Your objective. Copy the listing below line for line, leaving out the picture lines.

(Extracted listing)

┄┄┄┄┄┄┄┄┄┄┄┄┄┄┄┄┄┄┄┄

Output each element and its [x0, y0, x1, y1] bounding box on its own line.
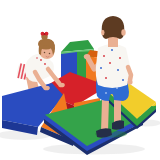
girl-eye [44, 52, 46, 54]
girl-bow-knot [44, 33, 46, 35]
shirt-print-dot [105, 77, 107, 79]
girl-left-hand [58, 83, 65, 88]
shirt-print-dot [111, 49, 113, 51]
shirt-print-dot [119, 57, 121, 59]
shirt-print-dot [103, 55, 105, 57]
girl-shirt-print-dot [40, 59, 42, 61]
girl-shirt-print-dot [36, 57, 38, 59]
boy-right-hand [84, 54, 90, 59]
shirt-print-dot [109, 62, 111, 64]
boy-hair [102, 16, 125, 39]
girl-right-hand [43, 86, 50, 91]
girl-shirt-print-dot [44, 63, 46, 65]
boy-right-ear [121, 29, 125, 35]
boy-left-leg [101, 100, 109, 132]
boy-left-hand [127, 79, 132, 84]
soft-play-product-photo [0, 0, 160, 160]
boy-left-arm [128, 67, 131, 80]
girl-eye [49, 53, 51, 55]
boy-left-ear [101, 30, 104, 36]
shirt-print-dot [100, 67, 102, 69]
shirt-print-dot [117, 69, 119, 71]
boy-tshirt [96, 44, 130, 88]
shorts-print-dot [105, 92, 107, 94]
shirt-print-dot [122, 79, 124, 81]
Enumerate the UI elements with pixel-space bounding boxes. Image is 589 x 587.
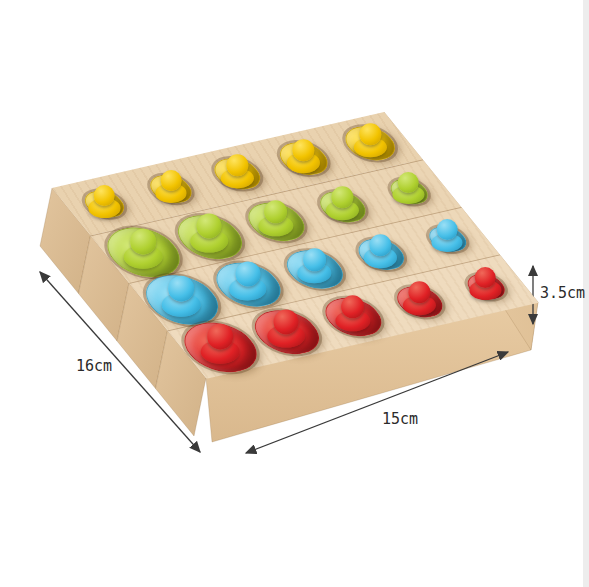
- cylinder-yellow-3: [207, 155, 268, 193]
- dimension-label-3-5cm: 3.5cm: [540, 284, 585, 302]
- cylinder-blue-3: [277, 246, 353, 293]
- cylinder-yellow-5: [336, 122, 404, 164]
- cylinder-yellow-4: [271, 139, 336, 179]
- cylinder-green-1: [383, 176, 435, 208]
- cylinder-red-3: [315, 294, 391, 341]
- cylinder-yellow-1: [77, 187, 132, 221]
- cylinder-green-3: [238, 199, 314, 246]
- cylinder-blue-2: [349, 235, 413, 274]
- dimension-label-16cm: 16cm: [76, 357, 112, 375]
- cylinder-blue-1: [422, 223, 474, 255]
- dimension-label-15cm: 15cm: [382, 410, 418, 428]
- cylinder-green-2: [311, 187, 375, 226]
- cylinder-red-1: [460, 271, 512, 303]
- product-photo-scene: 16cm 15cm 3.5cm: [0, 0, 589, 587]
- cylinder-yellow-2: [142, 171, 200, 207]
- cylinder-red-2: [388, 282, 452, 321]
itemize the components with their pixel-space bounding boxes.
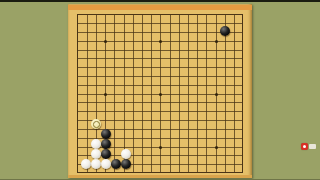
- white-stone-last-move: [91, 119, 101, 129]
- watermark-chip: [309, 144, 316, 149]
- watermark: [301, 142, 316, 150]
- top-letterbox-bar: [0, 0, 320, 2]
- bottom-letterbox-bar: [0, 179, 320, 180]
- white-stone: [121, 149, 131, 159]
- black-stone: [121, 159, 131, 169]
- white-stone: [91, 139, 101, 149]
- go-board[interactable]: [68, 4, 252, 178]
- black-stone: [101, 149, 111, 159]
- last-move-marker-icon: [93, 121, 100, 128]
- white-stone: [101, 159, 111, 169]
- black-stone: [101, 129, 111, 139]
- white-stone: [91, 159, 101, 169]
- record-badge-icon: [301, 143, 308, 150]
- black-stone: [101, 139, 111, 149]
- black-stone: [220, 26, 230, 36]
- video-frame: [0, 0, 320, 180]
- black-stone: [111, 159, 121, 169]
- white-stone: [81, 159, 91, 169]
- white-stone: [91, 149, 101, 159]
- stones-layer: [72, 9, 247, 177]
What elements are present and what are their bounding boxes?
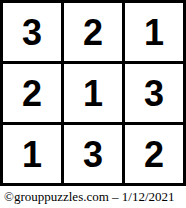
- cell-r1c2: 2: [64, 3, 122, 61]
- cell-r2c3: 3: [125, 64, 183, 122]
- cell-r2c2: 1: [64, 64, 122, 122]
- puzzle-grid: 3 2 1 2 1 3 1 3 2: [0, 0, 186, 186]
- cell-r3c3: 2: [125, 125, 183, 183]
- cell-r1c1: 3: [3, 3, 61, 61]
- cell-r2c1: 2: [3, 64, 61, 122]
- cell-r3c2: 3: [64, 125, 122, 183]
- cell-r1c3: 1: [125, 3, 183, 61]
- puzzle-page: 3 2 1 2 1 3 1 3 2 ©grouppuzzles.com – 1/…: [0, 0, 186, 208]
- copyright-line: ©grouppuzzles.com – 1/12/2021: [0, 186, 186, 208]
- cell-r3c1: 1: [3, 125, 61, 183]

┄┄┄┄┄┄┄┄┄┄┄┄┄┄┄┄┄┄┄┄

Full output.
Output each element and its [x0, y0, x1, y1] bounding box on its own line.
girl-eye [44, 52, 46, 54]
girl-bow-knot [44, 33, 46, 35]
shirt-print-dot [105, 77, 107, 79]
girl-left-hand [58, 83, 65, 88]
shirt-print-dot [111, 49, 113, 51]
shirt-print-dot [119, 57, 121, 59]
shirt-print-dot [103, 55, 105, 57]
girl-shirt-print-dot [40, 59, 42, 61]
girl-shirt-print-dot [36, 57, 38, 59]
boy-right-hand [84, 54, 90, 59]
shirt-print-dot [109, 62, 111, 64]
boy-hair [102, 16, 125, 39]
girl-right-hand [43, 86, 50, 91]
girl-shirt-print-dot [44, 63, 46, 65]
boy-right-ear [121, 29, 125, 35]
boy-left-leg [101, 100, 109, 132]
boy-left-hand [127, 79, 132, 84]
soft-play-product-photo [0, 0, 160, 160]
boy-left-arm [128, 67, 131, 80]
girl-eye [49, 53, 51, 55]
boy-left-ear [101, 30, 104, 36]
shirt-print-dot [100, 67, 102, 69]
shirt-print-dot [117, 69, 119, 71]
boy-tshirt [96, 44, 130, 88]
shorts-print-dot [105, 92, 107, 94]
shirt-print-dot [122, 79, 124, 81]
Enumerate the UI elements with pixel-space bounding boxes. Image is 589 x 587.
- cylinder-yellow-3: [207, 155, 268, 193]
- dimension-label-3-5cm: 3.5cm: [540, 284, 585, 302]
- cylinder-blue-3: [277, 246, 353, 293]
- cylinder-yellow-5: [336, 122, 404, 164]
- cylinder-yellow-4: [271, 139, 336, 179]
- cylinder-green-1: [383, 176, 435, 208]
- cylinder-red-3: [315, 294, 391, 341]
- cylinder-yellow-1: [77, 187, 132, 221]
- cylinder-green-3: [238, 199, 314, 246]
- cylinder-blue-2: [349, 235, 413, 274]
- dimension-label-16cm: 16cm: [76, 357, 112, 375]
- cylinder-blue-1: [422, 223, 474, 255]
- dimension-label-15cm: 15cm: [382, 410, 418, 428]
- cylinder-green-2: [311, 187, 375, 226]
- cylinder-red-1: [460, 271, 512, 303]
- product-photo-scene: 16cm 15cm 3.5cm: [0, 0, 589, 587]
- cylinder-yellow-2: [142, 171, 200, 207]
- cylinder-red-2: [388, 282, 452, 321]
itemize the components with their pixel-space bounding boxes.
- white-stone-last-move: [91, 119, 101, 129]
- watermark-chip: [309, 144, 316, 149]
- watermark: [301, 142, 316, 150]
- top-letterbox-bar: [0, 0, 320, 2]
- bottom-letterbox-bar: [0, 179, 320, 180]
- white-stone: [121, 149, 131, 159]
- black-stone: [121, 159, 131, 169]
- white-stone: [91, 139, 101, 149]
- go-board[interactable]: [68, 4, 252, 178]
- black-stone: [101, 149, 111, 159]
- last-move-marker-icon: [93, 121, 100, 128]
- white-stone: [101, 159, 111, 169]
- black-stone: [101, 129, 111, 139]
- white-stone: [91, 159, 101, 169]
- record-badge-icon: [301, 143, 308, 150]
- black-stone: [101, 139, 111, 149]
- black-stone: [220, 26, 230, 36]
- video-frame: [0, 0, 320, 180]
- black-stone: [111, 159, 121, 169]
- white-stone: [81, 159, 91, 169]
- white-stone: [91, 149, 101, 159]
- stones-layer: [72, 9, 247, 177]
What elements are present and what are their bounding boxes?
- cell-r1c2: 2: [64, 3, 122, 61]
- cell-r2c3: 3: [125, 64, 183, 122]
- cell-r2c2: 1: [64, 64, 122, 122]
- puzzle-grid: 3 2 1 2 1 3 1 3 2: [0, 0, 186, 186]
- cell-r3c3: 2: [125, 125, 183, 183]
- cell-r1c1: 3: [3, 3, 61, 61]
- cell-r2c1: 2: [3, 64, 61, 122]
- cell-r3c2: 3: [64, 125, 122, 183]
- cell-r1c3: 1: [125, 3, 183, 61]
- puzzle-page: 3 2 1 2 1 3 1 3 2 ©grouppuzzles.com – 1/…: [0, 0, 186, 208]
- copyright-line: ©grouppuzzles.com – 1/12/2021: [0, 186, 186, 208]
- cell-r3c1: 1: [3, 125, 61, 183]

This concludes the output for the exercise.